* [Goal of the exercise]: Write out each line in which the string "relative" is present.

----

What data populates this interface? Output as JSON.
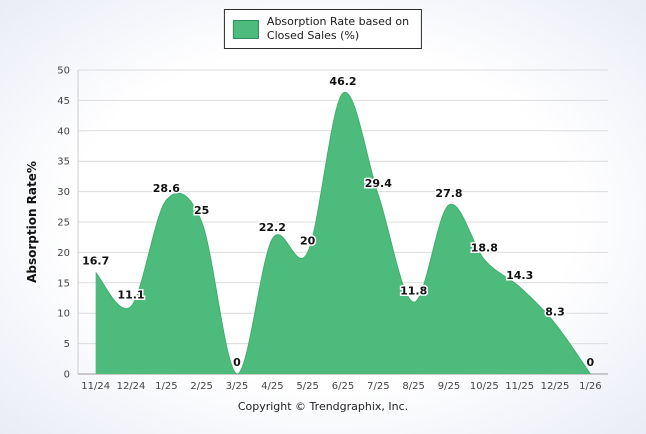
{
  "legend": {
    "label_line1": "Absorption Rate based on",
    "label_line2": "Closed Sales (%)"
  },
  "footer": {
    "text": "Copyright © Trendgraphix, Inc."
  },
  "chart_data": {
    "type": "area",
    "title": "Absorption Rate based on Closed Sales (%)",
    "categories": [
      "11/24",
      "12/24",
      "1/25",
      "2/25",
      "3/25",
      "4/25",
      "5/25",
      "6/25",
      "7/25",
      "8/25",
      "9/25",
      "10/25",
      "11/25",
      "12/25",
      "1/26"
    ],
    "values": [
      16.7,
      11.1,
      28.6,
      25,
      0,
      22.2,
      20,
      46.2,
      29.4,
      11.8,
      27.8,
      18.8,
      14.3,
      8.3,
      0
    ],
    "xlabel": "",
    "ylabel": "Absorption Rate%",
    "ylim": [
      0,
      50
    ],
    "ytick_step": 5,
    "grid": true,
    "legend_position": "top",
    "area_color": "#4DBB7C",
    "line_color": "#3FAE6E",
    "grid_color": "#dcdcdc",
    "axis_color": "#999999",
    "left_axis_color": "#cccccc",
    "tick_label_color": "#444444",
    "data_label_color": "#111111"
  }
}
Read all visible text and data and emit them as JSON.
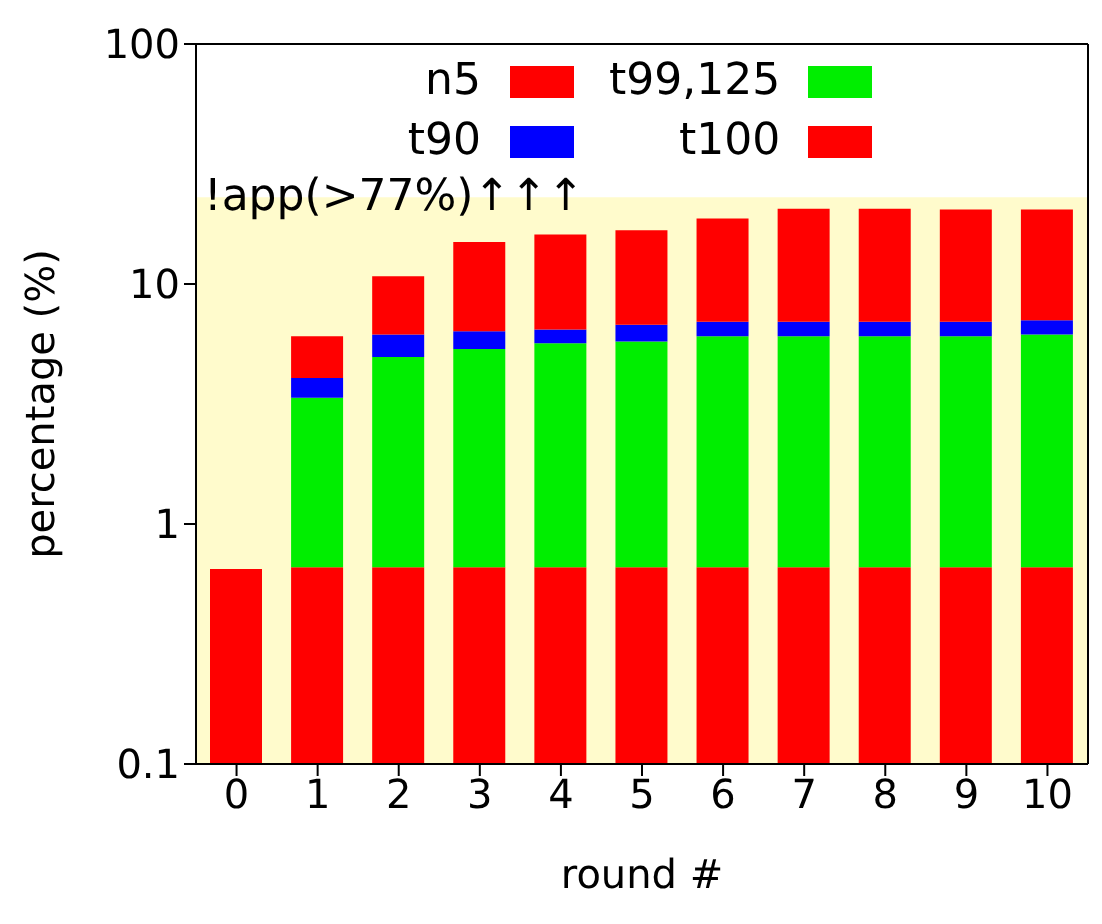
{
  "chart_data": {
    "type": "bar",
    "stacked": true,
    "log": "y",
    "xlabel": "round #",
    "ylabel": "percentage (%)",
    "categories": [
      "0",
      "1",
      "2",
      "3",
      "4",
      "5",
      "6",
      "7",
      "8",
      "9",
      "10"
    ],
    "series": [
      {
        "name": "t100",
        "color": "#ff0000",
        "values": [
          0.65,
          0.66,
          0.66,
          0.66,
          0.66,
          0.66,
          0.66,
          0.66,
          0.66,
          0.66,
          0.66
        ]
      },
      {
        "name": "t99,125",
        "color": "#00ee00",
        "values": [
          null,
          2.7,
          4.3,
          4.7,
          5.0,
          5.1,
          5.4,
          5.4,
          5.4,
          5.4,
          5.5
        ]
      },
      {
        "name": "t90",
        "color": "#0000ff",
        "values": [
          null,
          0.7,
          1.2,
          1.0,
          0.8,
          1.0,
          0.9,
          0.9,
          0.9,
          0.9,
          0.9
        ]
      },
      {
        "name": "n5",
        "color": "#ff0000",
        "values": [
          null,
          2.0,
          4.6,
          8.6,
          9.6,
          10.0,
          11.8,
          13.6,
          13.6,
          13.5,
          13.4
        ]
      }
    ],
    "ylim": [
      0.1,
      100
    ],
    "yticks": [
      0.1,
      1,
      10,
      100
    ],
    "bands": [
      {
        "axis": "y",
        "from": 0.1,
        "to": 23,
        "label": "!app(>77%)↑↑↑",
        "color": "#fffbcc"
      }
    ],
    "legend": "top"
  }
}
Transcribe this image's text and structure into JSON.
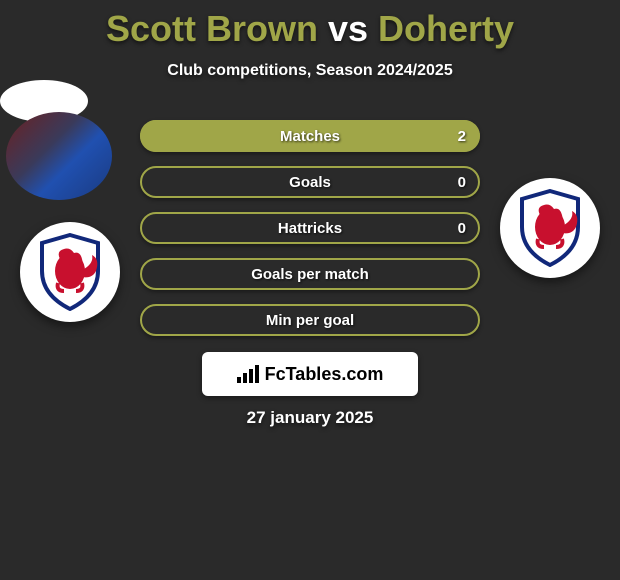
{
  "title": {
    "player1": "Scott Brown",
    "vs": "vs",
    "player2": "Doherty",
    "player1_color": "#a0a648",
    "vs_color": "#ffffff",
    "player2_color": "#a0a648"
  },
  "subtitle": "Club competitions, Season 2024/2025",
  "bars": [
    {
      "label": "Matches",
      "value_right": "2",
      "bg_color": "#a0a648",
      "fill_color": "#a0a648",
      "fill_pct": 100,
      "border_color": "#a0a648"
    },
    {
      "label": "Goals",
      "value_right": "0",
      "bg_color": "transparent",
      "fill_color": "transparent",
      "fill_pct": 0,
      "border_color": "#a0a648"
    },
    {
      "label": "Hattricks",
      "value_right": "0",
      "bg_color": "transparent",
      "fill_color": "transparent",
      "fill_pct": 0,
      "border_color": "#a0a648"
    },
    {
      "label": "Goals per match",
      "value_right": "",
      "bg_color": "transparent",
      "fill_color": "transparent",
      "fill_pct": 0,
      "border_color": "#a0a648"
    },
    {
      "label": "Min per goal",
      "value_right": "",
      "bg_color": "transparent",
      "fill_color": "transparent",
      "fill_pct": 0,
      "border_color": "#a0a648"
    }
  ],
  "crest": {
    "shield_fill": "#ffffff",
    "shield_stroke": "#11287a",
    "lion_fill": "#c8102e"
  },
  "watermark": {
    "text": "FcTables.com",
    "icon_name": "bars-ascending-icon"
  },
  "date": "27 january 2025",
  "background_color": "#2a2a2a"
}
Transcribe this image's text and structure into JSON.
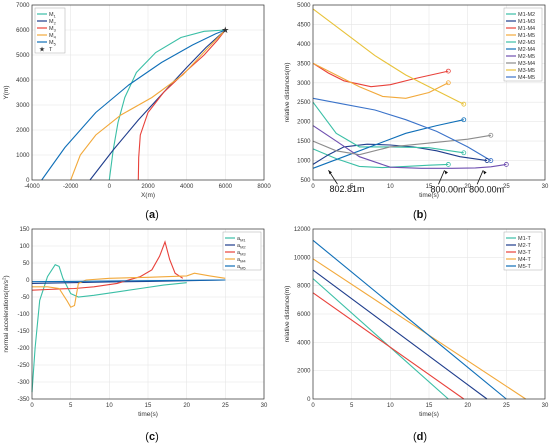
{
  "panels": [
    {
      "id": "a",
      "label": "(a)",
      "chart_data": {
        "type": "line",
        "xlabel": "X(m)",
        "ylabel": "Y(m)",
        "xlim": [
          -4000,
          8000
        ],
        "ylim": [
          0,
          7000
        ],
        "xticks": [
          -4000,
          -2000,
          0,
          2000,
          4000,
          6000,
          8000
        ],
        "yticks": [
          0,
          1000,
          2000,
          3000,
          4000,
          5000,
          6000,
          7000
        ],
        "legend_position": "top-left",
        "series": [
          {
            "name": "M1",
            "color": "#3bbfa6",
            "x": [
              0,
              200,
              450,
              800,
              1400,
              2400,
              3700,
              4900,
              6000
            ],
            "y": [
              0,
              1200,
              2300,
              3300,
              4300,
              5100,
              5700,
              5950,
              6000
            ]
          },
          {
            "name": "M2",
            "color": "#1f3d8c",
            "x": [
              -1000,
              200,
              1500,
              2800,
              4000,
              5000,
              6000
            ],
            "y": [
              0,
              1200,
              2400,
              3500,
              4500,
              5300,
              6000
            ]
          },
          {
            "name": "M3",
            "color": "#e8413a",
            "x": [
              1500,
              1520,
              1600,
              2000,
              2800,
              3900,
              4900,
              5600,
              6000
            ],
            "y": [
              0,
              900,
              1800,
              2700,
              3500,
              4300,
              5000,
              5600,
              6000
            ]
          },
          {
            "name": "M4",
            "color": "#f2a93b",
            "x": [
              -2000,
              -1500,
              -700,
              600,
              2200,
              3800,
              5000,
              6000
            ],
            "y": [
              0,
              1000,
              1800,
              2600,
              3300,
              4200,
              5200,
              6000
            ]
          },
          {
            "name": "M5",
            "color": "#0f6fb8",
            "x": [
              -3500,
              -2300,
              -700,
              1000,
              2700,
              4300,
              5500,
              6000
            ],
            "y": [
              0,
              1300,
              2700,
              3800,
              4700,
              5400,
              5850,
              6000
            ]
          }
        ],
        "target": {
          "name": "T",
          "x": 6000,
          "y": 6000
        }
      }
    },
    {
      "id": "b",
      "label": "(b)",
      "chart_data": {
        "type": "line",
        "xlabel": "time(s)",
        "ylabel": "relative distances(m)",
        "xlim": [
          0,
          30
        ],
        "ylim": [
          500,
          5000
        ],
        "xticks": [
          0,
          5,
          10,
          15,
          20,
          25,
          30
        ],
        "yticks": [
          500,
          1000,
          1500,
          2000,
          2500,
          3000,
          3500,
          4000,
          4500,
          5000
        ],
        "legend_position": "top-right",
        "series": [
          {
            "name": "M1-M2",
            "color": "#3bbfa6",
            "x": [
              0,
              3,
              6,
              9,
              12,
              15,
              17.5
            ],
            "y": [
              1300,
              1050,
              850,
              820,
              850,
              880,
              900
            ]
          },
          {
            "name": "M1-M3",
            "color": "#1f3d8c",
            "x": [
              0,
              2,
              4,
              7,
              10,
              13,
              16,
              19,
              22.5
            ],
            "y": [
              900,
              1150,
              1350,
              1420,
              1400,
              1350,
              1250,
              1100,
              1000
            ]
          },
          {
            "name": "M1-M4",
            "color": "#e8413a",
            "x": [
              0,
              2,
              4,
              7.5,
              10,
              13,
              17.5
            ],
            "y": [
              3500,
              3250,
              3050,
              2900,
              2950,
              3100,
              3300
            ]
          },
          {
            "name": "M1-M5",
            "color": "#f2a93b",
            "x": [
              0,
              3,
              6,
              9,
              12,
              15,
              17.5
            ],
            "y": [
              3500,
              3200,
              2900,
              2650,
              2600,
              2750,
              3000
            ]
          },
          {
            "name": "M2-M3",
            "color": "#3bbfa6",
            "x": [
              0,
              3,
              6,
              10,
              15,
              19.5
            ],
            "y": [
              2500,
              1700,
              1350,
              1350,
              1330,
              1200
            ]
          },
          {
            "name": "M2-M4",
            "color": "#0f6fb8",
            "x": [
              0,
              4,
              8,
              12,
              16,
              19.5
            ],
            "y": [
              800,
              1100,
              1400,
              1700,
              1900,
              2050
            ]
          },
          {
            "name": "M2-M5",
            "color": "#6f4fb0",
            "x": [
              0,
              3,
              6,
              10,
              14,
              18,
              21,
              23,
              25
            ],
            "y": [
              1900,
              1500,
              1100,
              830,
              800,
              800,
              810,
              840,
              900
            ]
          },
          {
            "name": "M3-M4",
            "color": "#8c8c8c",
            "x": [
              0,
              3,
              6,
              10,
              15,
              20,
              23
            ],
            "y": [
              1500,
              1250,
              1150,
              1350,
              1450,
              1550,
              1650
            ]
          },
          {
            "name": "M3-M5",
            "color": "#e8c23a",
            "x": [
              0,
              4,
              8,
              12,
              16,
              19.5
            ],
            "y": [
              4900,
              4300,
              3700,
              3200,
              2800,
              2450
            ]
          },
          {
            "name": "M4-M5",
            "color": "#3b73c9",
            "x": [
              0,
              4,
              8,
              12,
              16,
              20,
              23
            ],
            "y": [
              2600,
              2450,
              2300,
              2050,
              1750,
              1350,
              1000
            ]
          }
        ],
        "annotations": [
          {
            "text": "802.81m",
            "x": 2,
            "y": 802.81
          },
          {
            "text": "800.00m",
            "x": 17,
            "y": 800
          },
          {
            "text": "800.00m",
            "x": 22,
            "y": 800
          }
        ]
      }
    },
    {
      "id": "c",
      "label": "(c)",
      "chart_data": {
        "type": "line",
        "xlabel": "time(s)",
        "ylabel": "normal accelerations(m/s2)",
        "xlim": [
          0,
          30
        ],
        "ylim": [
          -350,
          150
        ],
        "xticks": [
          0,
          5,
          10,
          15,
          20,
          25,
          30
        ],
        "yticks": [
          -350,
          -300,
          -250,
          -200,
          -150,
          -100,
          -50,
          0,
          50,
          100,
          150
        ],
        "legend_position": "top-right",
        "series": [
          {
            "name": "aM1",
            "color": "#3bbfa6",
            "x": [
              0,
              0.4,
              1,
              2,
              3,
              3.5,
              4,
              5,
              6,
              8,
              11,
              14,
              17,
              20
            ],
            "y": [
              -330,
              -200,
              -60,
              10,
              45,
              40,
              5,
              -40,
              -50,
              -45,
              -35,
              -25,
              -15,
              -8
            ]
          },
          {
            "name": "aM2",
            "color": "#1f3d8c",
            "x": [
              0,
              5,
              10,
              15,
              20,
              25
            ],
            "y": [
              -10,
              -8,
              -6,
              -4,
              -2,
              0
            ]
          },
          {
            "name": "aM3",
            "color": "#e8413a",
            "x": [
              0,
              2,
              4,
              5.5,
              8,
              11,
              14,
              15.5,
              16.5,
              17.2,
              17.8,
              18.5,
              19.5
            ],
            "y": [
              -30,
              -28,
              -26,
              -25,
              -20,
              -10,
              10,
              30,
              70,
              112,
              60,
              20,
              5
            ]
          },
          {
            "name": "aM4",
            "color": "#f2a93b",
            "x": [
              0,
              2,
              3.5,
              4.5,
              5,
              5.5,
              6,
              7,
              10,
              15,
              20,
              21,
              23,
              25
            ],
            "y": [
              -20,
              -20,
              -25,
              -60,
              -80,
              -75,
              -10,
              0,
              5,
              8,
              12,
              20,
              12,
              5
            ]
          },
          {
            "name": "aM5",
            "color": "#0f6fb8",
            "x": [
              0,
              5,
              10,
              15,
              20,
              25
            ],
            "y": [
              -5,
              -4,
              -3,
              -2,
              -1,
              0
            ]
          }
        ]
      }
    },
    {
      "id": "d",
      "label": "(d)",
      "chart_data": {
        "type": "line",
        "xlabel": "time(s)",
        "ylabel": "relative distance(m)",
        "xlim": [
          0,
          30
        ],
        "ylim": [
          0,
          12000
        ],
        "xticks": [
          0,
          5,
          10,
          15,
          20,
          25,
          30
        ],
        "yticks": [
          0,
          2000,
          4000,
          6000,
          8000,
          10000,
          12000
        ],
        "legend_position": "top-right",
        "series": [
          {
            "name": "M1-T",
            "color": "#3bbfa6",
            "x": [
              0,
              17.5
            ],
            "y": [
              8500,
              0
            ]
          },
          {
            "name": "M2-T",
            "color": "#1f3d8c",
            "x": [
              0,
              22.5
            ],
            "y": [
              9100,
              0
            ]
          },
          {
            "name": "M3-T",
            "color": "#e8413a",
            "x": [
              0,
              19.5
            ],
            "y": [
              7500,
              0
            ]
          },
          {
            "name": "M4-T",
            "color": "#f2a93b",
            "x": [
              0,
              27.5
            ],
            "y": [
              9900,
              0
            ]
          },
          {
            "name": "M5-T",
            "color": "#0f6fb8",
            "x": [
              0,
              25
            ],
            "y": [
              11200,
              0
            ]
          }
        ]
      }
    }
  ]
}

----

* [Answer below]:
        "ylabel": "relative distances(m)",
        "ylabel": "relative distance(m)",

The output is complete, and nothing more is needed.